[start RECORDS SUPPLIED]

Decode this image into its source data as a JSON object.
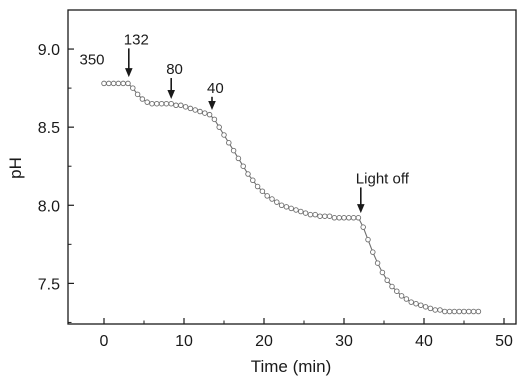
{
  "chart_data": {
    "type": "line",
    "title": "",
    "xlabel": "Time (min)",
    "ylabel": "pH",
    "xlim": [
      -4.5,
      51.5
    ],
    "ylim": [
      7.24,
      9.25
    ],
    "xticks": [
      0,
      10,
      20,
      30,
      40,
      50
    ],
    "yticks": [
      7.5,
      8.0,
      8.5,
      9.0
    ],
    "xtick_labels": [
      "0",
      "10",
      "20",
      "30",
      "40",
      "50"
    ],
    "ytick_labels": [
      "7.5",
      "8.0",
      "8.5",
      "9.0"
    ],
    "grid": false,
    "legend": "none",
    "series": [
      {
        "marker": "open-circle",
        "color": "#6f6f6f",
        "points": [
          [
            0.0,
            8.78
          ],
          [
            0.6,
            8.78
          ],
          [
            1.2,
            8.78
          ],
          [
            1.8,
            8.78
          ],
          [
            2.4,
            8.78
          ],
          [
            3.0,
            8.78
          ],
          [
            3.6,
            8.75
          ],
          [
            4.2,
            8.71
          ],
          [
            4.8,
            8.68
          ],
          [
            5.4,
            8.66
          ],
          [
            6.0,
            8.65
          ],
          [
            6.6,
            8.65
          ],
          [
            7.2,
            8.65
          ],
          [
            7.8,
            8.65
          ],
          [
            8.4,
            8.65
          ],
          [
            9.0,
            8.64
          ],
          [
            9.6,
            8.64
          ],
          [
            10.2,
            8.63
          ],
          [
            10.8,
            8.62
          ],
          [
            11.4,
            8.61
          ],
          [
            12.0,
            8.6
          ],
          [
            12.6,
            8.59
          ],
          [
            13.2,
            8.58
          ],
          [
            13.8,
            8.55
          ],
          [
            14.4,
            8.5
          ],
          [
            15.0,
            8.45
          ],
          [
            15.6,
            8.4
          ],
          [
            16.2,
            8.35
          ],
          [
            16.8,
            8.3
          ],
          [
            17.4,
            8.25
          ],
          [
            18.0,
            8.2
          ],
          [
            18.6,
            8.16
          ],
          [
            19.2,
            8.12
          ],
          [
            19.8,
            8.09
          ],
          [
            20.4,
            8.06
          ],
          [
            21.0,
            8.04
          ],
          [
            21.6,
            8.02
          ],
          [
            22.2,
            8.0
          ],
          [
            22.8,
            7.99
          ],
          [
            23.4,
            7.98
          ],
          [
            24.0,
            7.97
          ],
          [
            24.6,
            7.96
          ],
          [
            25.2,
            7.95
          ],
          [
            25.8,
            7.94
          ],
          [
            26.4,
            7.94
          ],
          [
            27.0,
            7.93
          ],
          [
            27.6,
            7.93
          ],
          [
            28.2,
            7.93
          ],
          [
            28.8,
            7.92
          ],
          [
            29.4,
            7.92
          ],
          [
            30.0,
            7.92
          ],
          [
            30.6,
            7.92
          ],
          [
            31.2,
            7.92
          ],
          [
            31.8,
            7.92
          ],
          [
            32.4,
            7.86
          ],
          [
            33.0,
            7.78
          ],
          [
            33.6,
            7.7
          ],
          [
            34.2,
            7.63
          ],
          [
            34.8,
            7.57
          ],
          [
            35.4,
            7.52
          ],
          [
            36.0,
            7.48
          ],
          [
            36.6,
            7.45
          ],
          [
            37.2,
            7.42
          ],
          [
            37.8,
            7.4
          ],
          [
            38.4,
            7.38
          ],
          [
            39.0,
            7.37
          ],
          [
            39.6,
            7.36
          ],
          [
            40.2,
            7.35
          ],
          [
            40.8,
            7.34
          ],
          [
            41.4,
            7.33
          ],
          [
            42.0,
            7.33
          ],
          [
            42.6,
            7.32
          ],
          [
            43.2,
            7.32
          ],
          [
            43.8,
            7.32
          ],
          [
            44.4,
            7.32
          ],
          [
            45.0,
            7.32
          ],
          [
            45.6,
            7.32
          ],
          [
            46.2,
            7.32
          ],
          [
            46.8,
            7.32
          ]
        ]
      }
    ],
    "annotations": [
      {
        "text": "350",
        "x": -1.5,
        "y": 8.9,
        "arrow": false
      },
      {
        "text": "132",
        "x": 3.1,
        "y": 9.03,
        "arrow": true,
        "arrow_tip_y": 8.82
      },
      {
        "text": "80",
        "x": 8.4,
        "y": 8.84,
        "arrow": true,
        "arrow_tip_y": 8.68
      },
      {
        "text": "40",
        "x": 13.5,
        "y": 8.72,
        "arrow": true,
        "arrow_tip_y": 8.61
      },
      {
        "text": "Light off",
        "x": 32.1,
        "y": 8.14,
        "arrow": true,
        "arrow_tip_y": 7.95
      }
    ]
  }
}
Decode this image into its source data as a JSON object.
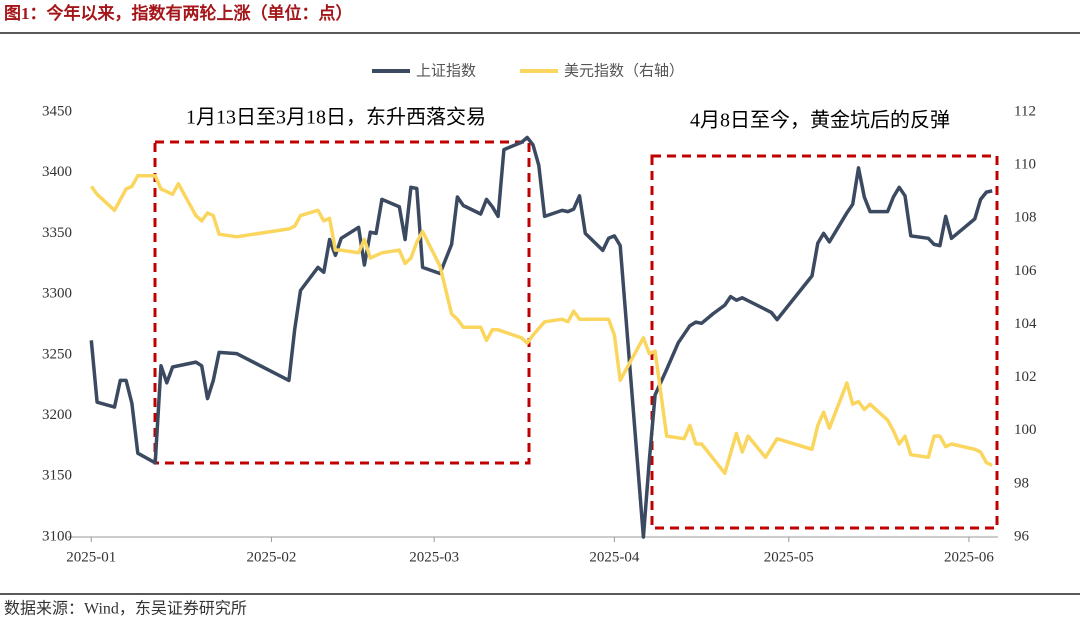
{
  "chart_data": {
    "type": "line",
    "title": "图1：今年以来，指数有两轮上涨（单位：点）",
    "source": "数据来源：Wind，东吴证券研究所",
    "annotations": [
      "1月13日至3月18日，东升西落交易",
      "4月8日至今，黄金坑后的反弹"
    ],
    "xlim": [
      -4,
      156
    ],
    "xticks": [
      {
        "value": 0,
        "label": "2025-01"
      },
      {
        "value": 31,
        "label": "2025-02"
      },
      {
        "value": 59,
        "label": "2025-03"
      },
      {
        "value": 90,
        "label": "2025-04"
      },
      {
        "value": 120,
        "label": "2025-05"
      },
      {
        "value": 151,
        "label": "2025-06"
      }
    ],
    "ylim": [
      3100,
      3450
    ],
    "yticks": [
      3100,
      3150,
      3200,
      3250,
      3300,
      3350,
      3400,
      3450
    ],
    "y2lim": [
      96,
      112
    ],
    "y2ticks": [
      96,
      98,
      100,
      102,
      104,
      106,
      108,
      110,
      112
    ],
    "grid": false,
    "legend": "top",
    "series": [
      {
        "name": "上证指数",
        "color": "#3b4a61",
        "x": [
          0,
          1,
          4,
          5,
          6,
          7,
          8,
          11,
          12,
          13,
          14,
          18,
          19,
          20,
          21,
          22,
          25,
          34,
          35,
          36,
          39,
          40,
          41,
          42,
          43,
          46,
          47,
          48,
          49,
          50,
          53,
          54,
          55,
          56,
          57,
          60,
          62,
          63,
          64,
          67,
          68,
          69,
          70,
          71,
          74,
          75,
          76,
          77,
          78,
          81,
          82,
          83,
          84,
          85,
          88,
          89,
          90,
          91,
          95,
          96,
          97,
          99,
          101,
          103,
          104,
          105,
          107,
          109,
          110,
          111,
          112,
          117,
          118,
          124,
          125,
          126,
          127,
          130,
          131,
          132,
          133,
          134,
          137,
          138,
          139,
          140,
          141,
          144,
          145,
          146,
          147,
          148,
          152,
          153,
          154,
          155
        ],
        "values": [
          3262,
          3211,
          3207,
          3229,
          3229,
          3210,
          3169,
          3161,
          3241,
          3227,
          3240,
          3244,
          3241,
          3214,
          3229,
          3252,
          3251,
          3229,
          3271,
          3303,
          3322,
          3318,
          3345,
          3332,
          3346,
          3355,
          3324,
          3351,
          3350,
          3378,
          3372,
          3345,
          3388,
          3387,
          3322,
          3317,
          3341,
          3380,
          3373,
          3366,
          3378,
          3372,
          3364,
          3419,
          3425,
          3429,
          3423,
          3406,
          3364,
          3369,
          3368,
          3370,
          3381,
          3350,
          3336,
          3346,
          3348,
          3340,
          3100,
          3163,
          3217,
          3238,
          3260,
          3274,
          3277,
          3276,
          3284,
          3291,
          3298,
          3295,
          3297,
          3285,
          3279,
          3315,
          3342,
          3350,
          3343,
          3367,
          3374,
          3404,
          3380,
          3368,
          3368,
          3380,
          3388,
          3381,
          3348,
          3346,
          3341,
          3340,
          3364,
          3346,
          3362,
          3378,
          3384,
          3385
        ]
      },
      {
        "name": "美元指数（右轴）",
        "color": "#fad65f",
        "axis": "y2",
        "x": [
          0,
          1,
          4,
          5,
          6,
          7,
          8,
          11,
          12,
          13,
          14,
          15,
          18,
          19,
          20,
          21,
          22,
          25,
          34,
          35,
          36,
          39,
          40,
          41,
          42,
          43,
          46,
          47,
          48,
          49,
          50,
          53,
          54,
          55,
          56,
          57,
          60,
          62,
          63,
          64,
          67,
          68,
          69,
          70,
          74,
          75,
          76,
          78,
          81,
          82,
          83,
          84,
          87,
          89,
          90,
          91,
          95,
          96,
          97,
          99,
          102,
          103,
          104,
          105,
          109,
          111,
          112,
          113,
          116,
          118,
          124,
          125,
          126,
          127,
          130,
          131,
          132,
          133,
          134,
          137,
          138,
          139,
          140,
          141,
          144,
          145,
          146,
          147,
          148,
          152,
          153,
          154,
          155
        ],
        "values": [
          109.2,
          108.9,
          108.3,
          108.7,
          109.1,
          109.2,
          109.6,
          109.6,
          109.1,
          109.0,
          108.9,
          109.3,
          108.1,
          107.9,
          108.2,
          108.1,
          107.4,
          107.3,
          107.6,
          107.7,
          108.1,
          108.3,
          107.9,
          108.0,
          106.8,
          106.8,
          106.7,
          107.2,
          106.5,
          106.6,
          106.7,
          106.8,
          106.3,
          106.5,
          107.1,
          107.5,
          106.2,
          104.4,
          104.2,
          103.9,
          103.9,
          103.4,
          103.8,
          103.8,
          103.5,
          103.3,
          103.6,
          104.1,
          104.2,
          104.1,
          104.5,
          104.2,
          104.2,
          104.2,
          103.6,
          101.9,
          103.5,
          102.9,
          103.0,
          99.8,
          99.7,
          100.2,
          99.5,
          99.5,
          98.4,
          99.9,
          99.2,
          99.8,
          99.0,
          99.7,
          99.3,
          100.2,
          100.7,
          100.1,
          101.8,
          101.0,
          101.1,
          100.8,
          101.0,
          100.4,
          100.0,
          99.5,
          99.8,
          99.1,
          99.0,
          99.8,
          99.8,
          99.4,
          99.5,
          99.3,
          99.2,
          98.8,
          98.7
        ]
      }
    ]
  }
}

[end RECORDS SUPPLIED]

▶ DIRECTION:
Only a number is wanted here: how many lines in the data above include the string "color"?

▶ OUTPUT OF THE EXERCISE:
3